----- INPUT DATA

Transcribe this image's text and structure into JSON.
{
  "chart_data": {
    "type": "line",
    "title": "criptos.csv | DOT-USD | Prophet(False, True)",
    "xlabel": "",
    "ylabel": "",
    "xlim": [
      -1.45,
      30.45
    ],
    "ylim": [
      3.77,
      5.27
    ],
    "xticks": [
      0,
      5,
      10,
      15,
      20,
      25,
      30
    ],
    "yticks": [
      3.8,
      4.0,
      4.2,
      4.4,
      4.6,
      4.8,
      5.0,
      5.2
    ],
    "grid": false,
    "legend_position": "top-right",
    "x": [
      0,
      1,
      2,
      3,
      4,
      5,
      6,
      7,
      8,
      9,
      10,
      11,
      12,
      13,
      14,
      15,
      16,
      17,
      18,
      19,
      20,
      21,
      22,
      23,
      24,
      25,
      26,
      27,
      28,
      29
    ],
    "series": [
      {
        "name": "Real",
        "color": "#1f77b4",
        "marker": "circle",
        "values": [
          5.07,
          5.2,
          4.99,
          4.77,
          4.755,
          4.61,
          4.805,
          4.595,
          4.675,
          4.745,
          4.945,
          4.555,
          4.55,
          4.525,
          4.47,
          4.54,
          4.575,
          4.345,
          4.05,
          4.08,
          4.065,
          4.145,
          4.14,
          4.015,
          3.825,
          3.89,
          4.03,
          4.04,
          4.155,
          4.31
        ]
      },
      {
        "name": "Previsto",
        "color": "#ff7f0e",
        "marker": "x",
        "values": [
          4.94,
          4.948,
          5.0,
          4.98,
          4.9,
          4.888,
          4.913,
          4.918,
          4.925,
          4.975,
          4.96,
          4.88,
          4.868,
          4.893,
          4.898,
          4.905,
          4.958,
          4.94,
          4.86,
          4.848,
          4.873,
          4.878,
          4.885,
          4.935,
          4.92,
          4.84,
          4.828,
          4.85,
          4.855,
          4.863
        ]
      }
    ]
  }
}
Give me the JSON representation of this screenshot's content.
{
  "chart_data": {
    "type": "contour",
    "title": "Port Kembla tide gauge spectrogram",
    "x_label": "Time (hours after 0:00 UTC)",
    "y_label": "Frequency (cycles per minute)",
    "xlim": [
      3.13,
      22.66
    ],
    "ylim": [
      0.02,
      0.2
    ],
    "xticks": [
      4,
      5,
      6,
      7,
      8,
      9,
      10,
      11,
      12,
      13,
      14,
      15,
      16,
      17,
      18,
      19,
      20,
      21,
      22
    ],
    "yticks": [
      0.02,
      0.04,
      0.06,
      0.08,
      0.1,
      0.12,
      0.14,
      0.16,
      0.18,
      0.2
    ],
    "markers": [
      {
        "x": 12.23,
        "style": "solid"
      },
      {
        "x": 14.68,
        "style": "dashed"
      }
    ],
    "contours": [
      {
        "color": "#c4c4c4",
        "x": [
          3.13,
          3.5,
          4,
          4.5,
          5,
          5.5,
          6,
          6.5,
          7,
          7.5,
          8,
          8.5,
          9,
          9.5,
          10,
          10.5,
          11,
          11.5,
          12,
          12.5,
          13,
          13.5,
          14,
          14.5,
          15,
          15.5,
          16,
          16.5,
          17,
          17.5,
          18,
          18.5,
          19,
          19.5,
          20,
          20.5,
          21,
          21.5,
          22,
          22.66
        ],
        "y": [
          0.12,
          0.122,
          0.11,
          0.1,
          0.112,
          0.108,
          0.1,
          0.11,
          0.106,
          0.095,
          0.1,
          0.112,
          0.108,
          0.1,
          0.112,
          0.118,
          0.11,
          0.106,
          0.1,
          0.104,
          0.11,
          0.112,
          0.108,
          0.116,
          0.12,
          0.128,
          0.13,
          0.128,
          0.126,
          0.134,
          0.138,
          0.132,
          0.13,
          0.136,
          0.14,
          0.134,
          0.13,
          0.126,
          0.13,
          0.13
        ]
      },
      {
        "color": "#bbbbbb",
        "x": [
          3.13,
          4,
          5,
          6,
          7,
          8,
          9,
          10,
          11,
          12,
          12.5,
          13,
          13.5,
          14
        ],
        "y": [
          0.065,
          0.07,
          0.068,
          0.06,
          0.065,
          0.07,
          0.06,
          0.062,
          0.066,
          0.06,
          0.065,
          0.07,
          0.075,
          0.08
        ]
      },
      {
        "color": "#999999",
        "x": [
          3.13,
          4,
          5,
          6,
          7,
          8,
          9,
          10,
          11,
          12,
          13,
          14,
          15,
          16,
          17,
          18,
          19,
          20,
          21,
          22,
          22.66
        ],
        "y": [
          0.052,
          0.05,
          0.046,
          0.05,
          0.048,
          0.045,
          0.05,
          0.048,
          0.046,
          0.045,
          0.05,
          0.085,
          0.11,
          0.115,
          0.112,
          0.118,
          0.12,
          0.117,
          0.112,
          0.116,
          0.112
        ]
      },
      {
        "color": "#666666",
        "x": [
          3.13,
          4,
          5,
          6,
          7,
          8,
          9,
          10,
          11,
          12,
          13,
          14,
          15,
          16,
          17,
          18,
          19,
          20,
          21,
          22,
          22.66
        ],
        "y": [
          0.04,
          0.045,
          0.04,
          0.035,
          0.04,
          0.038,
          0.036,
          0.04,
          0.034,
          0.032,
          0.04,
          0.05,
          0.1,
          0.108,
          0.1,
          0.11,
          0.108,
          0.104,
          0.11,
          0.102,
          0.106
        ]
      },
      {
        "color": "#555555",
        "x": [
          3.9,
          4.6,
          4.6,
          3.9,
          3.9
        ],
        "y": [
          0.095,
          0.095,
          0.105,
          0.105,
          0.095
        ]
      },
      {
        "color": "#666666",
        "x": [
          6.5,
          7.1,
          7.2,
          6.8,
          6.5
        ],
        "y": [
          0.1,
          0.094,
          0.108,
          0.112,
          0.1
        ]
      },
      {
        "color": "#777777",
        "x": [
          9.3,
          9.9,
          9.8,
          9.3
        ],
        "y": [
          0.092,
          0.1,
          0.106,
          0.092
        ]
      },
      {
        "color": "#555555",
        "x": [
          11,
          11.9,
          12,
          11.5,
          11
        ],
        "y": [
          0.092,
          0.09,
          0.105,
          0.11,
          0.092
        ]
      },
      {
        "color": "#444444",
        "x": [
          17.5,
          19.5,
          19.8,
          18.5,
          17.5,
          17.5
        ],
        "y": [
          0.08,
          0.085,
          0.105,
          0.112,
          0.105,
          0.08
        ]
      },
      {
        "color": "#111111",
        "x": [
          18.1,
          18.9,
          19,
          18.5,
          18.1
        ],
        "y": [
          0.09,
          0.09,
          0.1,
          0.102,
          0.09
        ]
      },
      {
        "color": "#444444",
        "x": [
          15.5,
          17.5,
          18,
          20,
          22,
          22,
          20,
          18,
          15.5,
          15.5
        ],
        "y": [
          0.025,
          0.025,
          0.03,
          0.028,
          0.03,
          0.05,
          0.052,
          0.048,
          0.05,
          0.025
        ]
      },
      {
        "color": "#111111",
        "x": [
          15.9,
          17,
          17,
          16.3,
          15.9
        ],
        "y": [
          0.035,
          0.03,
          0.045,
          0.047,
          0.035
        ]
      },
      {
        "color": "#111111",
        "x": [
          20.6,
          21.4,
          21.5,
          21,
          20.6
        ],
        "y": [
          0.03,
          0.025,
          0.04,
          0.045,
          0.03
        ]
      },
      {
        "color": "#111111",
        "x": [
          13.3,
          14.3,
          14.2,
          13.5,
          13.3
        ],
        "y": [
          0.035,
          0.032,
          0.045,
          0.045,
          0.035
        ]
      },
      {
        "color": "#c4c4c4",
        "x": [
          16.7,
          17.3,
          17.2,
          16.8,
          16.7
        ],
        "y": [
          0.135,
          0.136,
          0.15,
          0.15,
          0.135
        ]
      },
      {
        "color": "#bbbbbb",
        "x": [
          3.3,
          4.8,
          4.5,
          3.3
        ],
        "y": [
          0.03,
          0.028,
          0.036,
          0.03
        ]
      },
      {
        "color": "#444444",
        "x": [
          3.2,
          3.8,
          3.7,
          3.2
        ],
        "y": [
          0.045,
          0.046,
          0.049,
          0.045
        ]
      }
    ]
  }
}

----------

Collect every line above that contains the word "this".

ANSWER FOR THE TASK >>
Transcribe this image's text and structure into JSON.
Give me the JSON representation of this screenshot's content.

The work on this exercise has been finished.